***** RECORDS

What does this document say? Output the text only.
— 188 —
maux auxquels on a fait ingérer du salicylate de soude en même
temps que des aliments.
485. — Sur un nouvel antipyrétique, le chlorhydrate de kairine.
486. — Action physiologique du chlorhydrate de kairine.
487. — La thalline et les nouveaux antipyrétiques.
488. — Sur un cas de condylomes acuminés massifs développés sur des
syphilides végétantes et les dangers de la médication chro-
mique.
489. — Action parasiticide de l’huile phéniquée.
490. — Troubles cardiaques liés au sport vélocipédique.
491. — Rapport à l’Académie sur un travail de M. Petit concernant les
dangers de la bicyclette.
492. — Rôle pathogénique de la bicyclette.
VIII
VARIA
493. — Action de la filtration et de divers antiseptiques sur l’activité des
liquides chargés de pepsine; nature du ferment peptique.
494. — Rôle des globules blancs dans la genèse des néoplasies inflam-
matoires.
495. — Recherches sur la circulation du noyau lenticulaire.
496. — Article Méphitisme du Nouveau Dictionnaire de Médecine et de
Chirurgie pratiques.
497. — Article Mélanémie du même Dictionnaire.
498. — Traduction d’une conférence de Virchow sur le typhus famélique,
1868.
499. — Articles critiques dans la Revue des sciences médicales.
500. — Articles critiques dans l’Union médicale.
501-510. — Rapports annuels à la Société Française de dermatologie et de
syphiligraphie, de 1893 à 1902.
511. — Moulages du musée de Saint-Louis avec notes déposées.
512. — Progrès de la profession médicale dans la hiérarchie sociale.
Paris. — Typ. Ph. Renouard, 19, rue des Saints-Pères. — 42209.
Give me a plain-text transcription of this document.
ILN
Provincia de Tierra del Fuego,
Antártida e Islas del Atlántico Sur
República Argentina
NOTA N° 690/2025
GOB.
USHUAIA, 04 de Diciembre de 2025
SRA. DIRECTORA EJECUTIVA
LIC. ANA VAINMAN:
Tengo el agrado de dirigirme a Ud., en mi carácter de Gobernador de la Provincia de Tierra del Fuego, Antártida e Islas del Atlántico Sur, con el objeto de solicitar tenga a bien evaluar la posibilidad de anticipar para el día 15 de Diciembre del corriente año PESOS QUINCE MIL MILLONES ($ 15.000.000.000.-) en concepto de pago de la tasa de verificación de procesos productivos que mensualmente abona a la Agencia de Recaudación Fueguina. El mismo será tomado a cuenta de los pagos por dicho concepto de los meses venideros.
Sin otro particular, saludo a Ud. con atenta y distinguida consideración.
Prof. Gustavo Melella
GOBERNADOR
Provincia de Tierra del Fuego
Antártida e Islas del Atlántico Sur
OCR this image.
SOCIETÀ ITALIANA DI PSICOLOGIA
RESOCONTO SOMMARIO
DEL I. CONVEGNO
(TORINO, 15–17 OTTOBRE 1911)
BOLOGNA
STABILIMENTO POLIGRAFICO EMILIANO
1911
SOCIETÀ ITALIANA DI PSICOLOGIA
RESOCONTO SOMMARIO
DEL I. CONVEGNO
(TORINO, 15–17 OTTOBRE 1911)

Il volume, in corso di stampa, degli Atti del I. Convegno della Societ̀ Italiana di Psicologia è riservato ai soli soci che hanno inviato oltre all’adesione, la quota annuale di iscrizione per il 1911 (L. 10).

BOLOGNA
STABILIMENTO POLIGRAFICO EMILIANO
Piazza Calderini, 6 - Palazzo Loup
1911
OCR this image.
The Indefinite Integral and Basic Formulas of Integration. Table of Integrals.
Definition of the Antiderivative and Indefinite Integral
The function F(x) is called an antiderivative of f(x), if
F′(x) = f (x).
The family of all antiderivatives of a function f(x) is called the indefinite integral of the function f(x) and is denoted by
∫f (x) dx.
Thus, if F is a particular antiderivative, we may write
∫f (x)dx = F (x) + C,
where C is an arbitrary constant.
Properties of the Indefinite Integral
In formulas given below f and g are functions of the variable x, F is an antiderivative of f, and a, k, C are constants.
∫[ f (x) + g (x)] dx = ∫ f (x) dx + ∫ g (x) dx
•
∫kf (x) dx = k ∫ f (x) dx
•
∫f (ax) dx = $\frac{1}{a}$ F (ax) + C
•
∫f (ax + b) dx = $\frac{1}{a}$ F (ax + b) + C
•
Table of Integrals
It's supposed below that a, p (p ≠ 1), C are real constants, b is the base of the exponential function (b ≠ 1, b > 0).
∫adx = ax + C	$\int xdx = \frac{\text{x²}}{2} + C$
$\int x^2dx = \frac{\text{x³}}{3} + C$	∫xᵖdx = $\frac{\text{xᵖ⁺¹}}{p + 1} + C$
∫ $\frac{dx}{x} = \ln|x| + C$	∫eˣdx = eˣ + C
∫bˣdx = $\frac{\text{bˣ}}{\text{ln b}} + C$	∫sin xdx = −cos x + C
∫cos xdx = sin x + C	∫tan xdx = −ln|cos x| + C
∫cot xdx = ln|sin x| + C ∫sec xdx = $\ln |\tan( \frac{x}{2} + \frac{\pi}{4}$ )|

**********

• TASK TO COMPLETE: Extract all of the data shown above without alteration.

• CORRECT OUTPUT:
What does this document say? Output the text only.
— 188 —
maux auxquels on a fait ingérer du salicylate de soude en même
temps que des aliments.
485. — Sur un nouvel antipyrétique, le chlorhydrate de kairine.
486. — Action physiologique du chlorhydrate de kairine.
487. — La thalline et les nouveaux antipyrétiques.
488. — Sur un cas de condylomes acuminés massifs développés sur des
syphilides végétantes et les dangers de la médication chro-
mique.
489. — Action parasiticide de l’huile phéniquée.
490. — Troubles cardiaques liés au sport vélocipédique.
491. — Rapport à l’Académie sur un travail de M. Petit concernant les
dangers de la bicyclette.
492. — Rôle pathogénique de la bicyclette.
VIII
VARIA
493. — Action de la filtration et de divers antiseptiques sur l’activité des
liquides chargés de pepsine; nature du ferment peptique.
494. — Rôle des globules blancs dans la genèse des néoplasies inflam-
matoires.
495. — Recherches sur la circulation du noyau lenticulaire.
496. — Article Méphitisme du Nouveau Dictionnaire de Médecine et de
Chirurgie pratiques.
497. — Article Mélanémie du même Dictionnaire.
498. — Traduction d’une conférence de Virchow sur le typhus famélique,
1868.
499. — Articles critiques dans la Revue des sciences médicales.
500. — Articles critiques dans l’Union médicale.
501-510. — Rapports annuels à la Société Française de dermatologie et de
syphiligraphie, de 1893 à 1902.
511. — Moulages du musée de Saint-Louis avec notes déposées.
512. — Progrès de la profession médicale dans la hiérarchie sociale.
Paris. — Typ. Ph. Renouard, 19, rue des Saints-Pères. — 42209.
Give me a plain-text transcription of this document.
ILN
Provincia de Tierra del Fuego,
Antártida e Islas del Atlántico Sur
República Argentina
NOTA N° 690/2025
GOB.
USHUAIA, 04 de Diciembre de 2025
SRA. DIRECTORA EJECUTIVA
LIC. ANA VAINMAN:
Tengo el agrado de dirigirme a Ud., en mi carácter de Gobernador de la Provincia de Tierra del Fuego, Antártida e Islas del Atlántico Sur, con el objeto de solicitar tenga a bien evaluar la posibilidad de anticipar para el día 15 de Diciembre del corriente año PESOS QUINCE MIL MILLONES ($ 15.000.000.000.-) en concepto de pago de la tasa de verificación de procesos productivos que mensualmente abona a la Agencia de Recaudación Fueguina. El mismo será tomado a cuenta de los pagos por dicho concepto de los meses venideros.
Sin otro particular, saludo a Ud. con atenta y distinguida consideración.
Prof. Gustavo Melella
GOBERNADOR
Provincia de Tierra del Fuego
Antártida e Islas del Atlántico Sur
OCR this image.
SOCIETÀ ITALIANA DI PSICOLOGIA
RESOCONTO SOMMARIO
DEL I. CONVEGNO
(TORINO, 15–17 OTTOBRE 1911)
BOLOGNA
STABILIMENTO POLIGRAFICO EMILIANO
1911
SOCIETÀ ITALIANA DI PSICOLOGIA
RESOCONTO SOMMARIO
DEL I. CONVEGNO
(TORINO, 15–17 OTTOBRE 1911)

Il volume, in corso di stampa, degli Atti del I. Convegno della Societ̀ Italiana di Psicologia è riservato ai soli soci che hanno inviato oltre all’adesione, la quota annuale di iscrizione per il 1911 (L. 10).

BOLOGNA
STABILIMENTO POLIGRAFICO EMILIANO
Piazza Calderini, 6 - Palazzo Loup
1911
OCR this image.
The Indefinite Integral and Basic Formulas of Integration. Table of Integrals.
Definition of the Antiderivative and Indefinite Integral
The function F(x) is called an antiderivative of f(x), if
F′(x) = f (x).
The family of all antiderivatives of a function f(x) is called the indefinite integral of the function f(x) and is denoted by
∫f (x) dx.
Thus, if F is a particular antiderivative, we may write
∫f (x)dx = F (x) + C,
where C is an arbitrary constant.
Properties of the Indefinite Integral
In formulas given below f and g are functions of the variable x, F is an antiderivative of f, and a, k, C are constants.
∫[ f (x) + g (x)] dx = ∫ f (x) dx + ∫ g (x) dx
•
∫kf (x) dx = k ∫ f (x) dx
•
∫f (ax) dx = $\frac{1}{a}$ F (ax) + C
•
∫f (ax + b) dx = $\frac{1}{a}$ F (ax + b) + C
•
Table of Integrals
It's supposed below that a, p (p ≠ 1), C are real constants, b is the base of the exponential function (b ≠ 1, b > 0).
∫adx = ax + C	$\int xdx = \frac{\text{x²}}{2} + C$
$\int x^2dx = \frac{\text{x³}}{3} + C$	∫xᵖdx = $\frac{\text{xᵖ⁺¹}}{p + 1} + C$
∫ $\frac{dx}{x} = \ln|x| + C$	∫eˣdx = eˣ + C
∫bˣdx = $\frac{\text{bˣ}}{\text{ln b}} + C$	∫sin xdx = −cos x + C
∫cos xdx = sin x + C	∫tan xdx = −ln|cos x| + C
∫cot xdx = ln|sin x| + C ∫sec xdx = $\ln |\tan( \frac{x}{2} + \frac{\pi}{4}$ )|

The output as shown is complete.